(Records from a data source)
################

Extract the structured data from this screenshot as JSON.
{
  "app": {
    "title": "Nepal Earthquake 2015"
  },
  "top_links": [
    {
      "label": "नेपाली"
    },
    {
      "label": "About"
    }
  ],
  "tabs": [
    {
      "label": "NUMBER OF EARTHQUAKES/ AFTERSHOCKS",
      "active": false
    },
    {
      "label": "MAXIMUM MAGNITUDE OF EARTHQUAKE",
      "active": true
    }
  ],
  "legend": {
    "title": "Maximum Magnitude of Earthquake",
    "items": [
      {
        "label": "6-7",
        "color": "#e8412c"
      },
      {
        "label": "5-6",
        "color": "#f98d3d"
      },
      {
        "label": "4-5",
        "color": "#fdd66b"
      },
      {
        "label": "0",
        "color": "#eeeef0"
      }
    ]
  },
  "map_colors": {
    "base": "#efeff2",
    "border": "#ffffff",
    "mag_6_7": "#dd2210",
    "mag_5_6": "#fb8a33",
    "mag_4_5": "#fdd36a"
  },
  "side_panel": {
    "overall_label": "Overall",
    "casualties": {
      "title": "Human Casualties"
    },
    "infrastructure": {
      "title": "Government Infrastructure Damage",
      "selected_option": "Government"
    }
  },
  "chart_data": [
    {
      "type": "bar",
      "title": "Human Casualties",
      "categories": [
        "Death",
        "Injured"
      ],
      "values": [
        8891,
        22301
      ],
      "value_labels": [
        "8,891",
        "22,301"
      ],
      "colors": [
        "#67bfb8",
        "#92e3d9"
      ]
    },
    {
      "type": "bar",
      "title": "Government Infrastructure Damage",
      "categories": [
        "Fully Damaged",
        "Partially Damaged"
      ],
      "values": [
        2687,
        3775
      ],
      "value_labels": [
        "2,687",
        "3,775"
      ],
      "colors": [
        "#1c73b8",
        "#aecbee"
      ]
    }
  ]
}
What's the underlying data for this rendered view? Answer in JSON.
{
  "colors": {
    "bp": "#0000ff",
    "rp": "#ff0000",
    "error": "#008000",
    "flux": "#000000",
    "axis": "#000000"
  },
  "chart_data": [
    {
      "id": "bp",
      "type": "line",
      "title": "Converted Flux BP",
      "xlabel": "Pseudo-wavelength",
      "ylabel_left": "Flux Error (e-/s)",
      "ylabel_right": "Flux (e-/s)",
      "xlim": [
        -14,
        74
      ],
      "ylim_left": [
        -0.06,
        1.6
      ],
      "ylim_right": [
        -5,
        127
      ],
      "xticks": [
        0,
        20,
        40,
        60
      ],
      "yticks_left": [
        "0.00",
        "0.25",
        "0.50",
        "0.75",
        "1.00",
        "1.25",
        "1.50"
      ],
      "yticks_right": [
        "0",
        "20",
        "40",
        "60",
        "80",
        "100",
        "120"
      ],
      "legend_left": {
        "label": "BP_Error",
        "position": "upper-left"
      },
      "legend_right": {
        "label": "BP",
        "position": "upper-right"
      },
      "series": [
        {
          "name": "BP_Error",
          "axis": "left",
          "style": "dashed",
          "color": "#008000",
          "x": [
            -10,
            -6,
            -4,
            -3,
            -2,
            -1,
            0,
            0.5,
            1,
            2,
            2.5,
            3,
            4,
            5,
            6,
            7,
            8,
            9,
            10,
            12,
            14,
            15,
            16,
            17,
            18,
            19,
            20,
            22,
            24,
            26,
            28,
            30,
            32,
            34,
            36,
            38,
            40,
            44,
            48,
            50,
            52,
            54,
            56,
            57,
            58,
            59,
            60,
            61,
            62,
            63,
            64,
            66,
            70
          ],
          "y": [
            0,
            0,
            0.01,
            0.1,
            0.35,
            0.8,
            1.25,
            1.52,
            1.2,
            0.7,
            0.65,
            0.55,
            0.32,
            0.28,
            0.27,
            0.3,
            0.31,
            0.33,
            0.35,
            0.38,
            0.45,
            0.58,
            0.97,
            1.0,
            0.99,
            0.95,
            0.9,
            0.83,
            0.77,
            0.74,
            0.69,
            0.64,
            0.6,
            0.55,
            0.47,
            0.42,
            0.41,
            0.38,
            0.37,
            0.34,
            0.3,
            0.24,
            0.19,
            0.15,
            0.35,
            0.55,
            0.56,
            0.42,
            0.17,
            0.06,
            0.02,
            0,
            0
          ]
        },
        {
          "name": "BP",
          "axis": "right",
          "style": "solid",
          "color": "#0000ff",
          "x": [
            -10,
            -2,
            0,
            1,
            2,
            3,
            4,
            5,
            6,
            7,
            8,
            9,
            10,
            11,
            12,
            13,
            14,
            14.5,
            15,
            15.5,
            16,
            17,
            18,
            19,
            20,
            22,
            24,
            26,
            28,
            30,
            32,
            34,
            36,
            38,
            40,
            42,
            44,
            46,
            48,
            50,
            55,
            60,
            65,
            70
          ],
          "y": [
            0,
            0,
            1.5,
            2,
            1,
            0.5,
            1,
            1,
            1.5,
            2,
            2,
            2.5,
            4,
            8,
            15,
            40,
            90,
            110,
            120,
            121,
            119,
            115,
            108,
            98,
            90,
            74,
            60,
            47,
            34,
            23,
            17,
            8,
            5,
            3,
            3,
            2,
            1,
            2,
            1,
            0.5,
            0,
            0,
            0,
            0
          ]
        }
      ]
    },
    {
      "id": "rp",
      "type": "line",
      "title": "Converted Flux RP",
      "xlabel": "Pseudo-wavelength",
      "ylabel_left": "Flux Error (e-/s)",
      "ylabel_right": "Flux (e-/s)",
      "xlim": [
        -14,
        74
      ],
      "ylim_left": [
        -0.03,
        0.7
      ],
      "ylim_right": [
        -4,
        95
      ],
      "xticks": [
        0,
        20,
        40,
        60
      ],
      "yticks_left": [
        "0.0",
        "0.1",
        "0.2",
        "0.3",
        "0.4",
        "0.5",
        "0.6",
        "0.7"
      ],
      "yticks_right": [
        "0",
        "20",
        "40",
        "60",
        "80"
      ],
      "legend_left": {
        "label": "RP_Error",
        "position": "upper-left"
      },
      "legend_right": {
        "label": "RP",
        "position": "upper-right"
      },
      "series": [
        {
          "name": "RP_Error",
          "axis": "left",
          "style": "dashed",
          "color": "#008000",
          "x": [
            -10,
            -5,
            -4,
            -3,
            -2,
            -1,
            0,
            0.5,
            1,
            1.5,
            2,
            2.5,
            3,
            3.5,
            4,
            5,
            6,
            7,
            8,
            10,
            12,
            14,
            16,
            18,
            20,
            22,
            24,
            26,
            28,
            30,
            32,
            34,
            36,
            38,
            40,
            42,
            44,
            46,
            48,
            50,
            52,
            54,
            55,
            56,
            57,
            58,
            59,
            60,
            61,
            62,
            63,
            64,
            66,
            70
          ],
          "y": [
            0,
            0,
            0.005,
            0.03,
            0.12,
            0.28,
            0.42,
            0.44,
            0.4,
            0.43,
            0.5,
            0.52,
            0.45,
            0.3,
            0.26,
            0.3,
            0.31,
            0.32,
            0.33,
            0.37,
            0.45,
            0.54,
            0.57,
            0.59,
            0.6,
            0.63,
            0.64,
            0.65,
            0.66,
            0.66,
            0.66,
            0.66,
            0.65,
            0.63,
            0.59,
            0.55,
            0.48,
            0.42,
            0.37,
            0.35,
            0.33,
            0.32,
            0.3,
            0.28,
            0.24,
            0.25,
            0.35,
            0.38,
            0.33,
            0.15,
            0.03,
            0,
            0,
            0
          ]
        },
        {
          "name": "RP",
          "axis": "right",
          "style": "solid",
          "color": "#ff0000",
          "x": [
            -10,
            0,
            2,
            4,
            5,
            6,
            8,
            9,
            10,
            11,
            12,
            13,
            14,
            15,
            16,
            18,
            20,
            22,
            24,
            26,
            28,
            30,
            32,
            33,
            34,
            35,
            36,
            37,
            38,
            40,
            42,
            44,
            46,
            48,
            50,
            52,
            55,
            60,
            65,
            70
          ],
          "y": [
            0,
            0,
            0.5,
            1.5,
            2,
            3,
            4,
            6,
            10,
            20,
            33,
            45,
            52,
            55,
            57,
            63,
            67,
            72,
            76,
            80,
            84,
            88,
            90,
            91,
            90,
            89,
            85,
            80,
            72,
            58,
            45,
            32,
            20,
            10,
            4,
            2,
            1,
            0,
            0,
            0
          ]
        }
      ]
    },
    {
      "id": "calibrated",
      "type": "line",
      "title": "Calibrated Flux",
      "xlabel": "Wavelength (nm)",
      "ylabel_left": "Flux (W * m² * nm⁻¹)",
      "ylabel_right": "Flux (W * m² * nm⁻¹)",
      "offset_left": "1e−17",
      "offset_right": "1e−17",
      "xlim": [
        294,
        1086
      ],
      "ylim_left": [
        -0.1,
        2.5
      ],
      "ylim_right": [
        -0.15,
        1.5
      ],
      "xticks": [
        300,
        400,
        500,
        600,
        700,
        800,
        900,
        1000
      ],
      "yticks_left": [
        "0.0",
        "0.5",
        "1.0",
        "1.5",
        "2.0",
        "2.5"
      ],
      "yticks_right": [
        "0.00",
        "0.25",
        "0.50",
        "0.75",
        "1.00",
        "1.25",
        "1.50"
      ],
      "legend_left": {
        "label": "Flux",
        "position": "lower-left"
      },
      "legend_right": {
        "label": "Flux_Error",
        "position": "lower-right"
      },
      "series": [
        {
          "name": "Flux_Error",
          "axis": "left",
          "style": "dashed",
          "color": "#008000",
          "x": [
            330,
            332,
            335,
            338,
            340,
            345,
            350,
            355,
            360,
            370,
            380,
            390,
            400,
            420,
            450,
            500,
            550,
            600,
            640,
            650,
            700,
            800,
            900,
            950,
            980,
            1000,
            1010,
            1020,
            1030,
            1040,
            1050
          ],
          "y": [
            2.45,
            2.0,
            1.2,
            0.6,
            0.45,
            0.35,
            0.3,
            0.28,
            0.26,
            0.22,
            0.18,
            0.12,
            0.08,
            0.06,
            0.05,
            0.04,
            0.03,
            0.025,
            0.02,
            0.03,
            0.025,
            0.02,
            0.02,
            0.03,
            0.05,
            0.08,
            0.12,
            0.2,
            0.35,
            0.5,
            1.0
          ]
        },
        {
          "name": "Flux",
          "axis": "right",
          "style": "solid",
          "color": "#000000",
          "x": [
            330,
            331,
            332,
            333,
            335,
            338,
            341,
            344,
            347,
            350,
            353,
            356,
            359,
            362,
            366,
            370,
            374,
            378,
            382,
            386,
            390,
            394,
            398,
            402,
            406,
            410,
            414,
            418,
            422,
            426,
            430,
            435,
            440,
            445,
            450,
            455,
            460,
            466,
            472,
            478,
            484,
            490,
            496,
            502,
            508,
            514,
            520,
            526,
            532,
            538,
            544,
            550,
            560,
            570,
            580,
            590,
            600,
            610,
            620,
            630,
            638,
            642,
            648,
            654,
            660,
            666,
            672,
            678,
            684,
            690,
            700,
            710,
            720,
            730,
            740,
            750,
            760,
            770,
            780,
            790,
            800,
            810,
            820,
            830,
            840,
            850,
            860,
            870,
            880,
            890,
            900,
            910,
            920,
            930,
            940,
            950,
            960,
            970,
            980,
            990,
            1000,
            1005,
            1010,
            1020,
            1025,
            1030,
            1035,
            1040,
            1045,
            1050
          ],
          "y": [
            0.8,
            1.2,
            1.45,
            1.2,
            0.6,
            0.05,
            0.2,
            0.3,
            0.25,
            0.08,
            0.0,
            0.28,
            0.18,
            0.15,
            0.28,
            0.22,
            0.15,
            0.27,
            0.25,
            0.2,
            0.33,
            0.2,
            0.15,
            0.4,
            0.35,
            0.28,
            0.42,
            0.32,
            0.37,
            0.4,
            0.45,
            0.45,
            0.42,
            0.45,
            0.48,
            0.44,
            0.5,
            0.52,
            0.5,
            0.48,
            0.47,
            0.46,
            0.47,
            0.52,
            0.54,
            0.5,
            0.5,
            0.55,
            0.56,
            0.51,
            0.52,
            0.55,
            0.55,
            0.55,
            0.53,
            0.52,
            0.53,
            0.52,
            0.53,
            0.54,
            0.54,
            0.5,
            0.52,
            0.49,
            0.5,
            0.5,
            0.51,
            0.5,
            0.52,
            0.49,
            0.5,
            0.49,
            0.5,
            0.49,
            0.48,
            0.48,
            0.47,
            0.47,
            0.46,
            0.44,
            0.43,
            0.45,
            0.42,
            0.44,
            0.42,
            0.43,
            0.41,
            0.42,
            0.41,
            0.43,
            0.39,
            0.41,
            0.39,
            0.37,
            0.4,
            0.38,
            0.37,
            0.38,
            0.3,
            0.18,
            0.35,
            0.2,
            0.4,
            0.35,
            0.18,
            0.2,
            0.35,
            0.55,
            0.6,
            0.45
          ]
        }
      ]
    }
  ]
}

################

Filter out all lines lacking the word "this" and copy the rest.

WRITTEN REPLY:
Extract the structured data from this screenshot as JSON.
What's the underlying data for this rendered view? Answer in JSON.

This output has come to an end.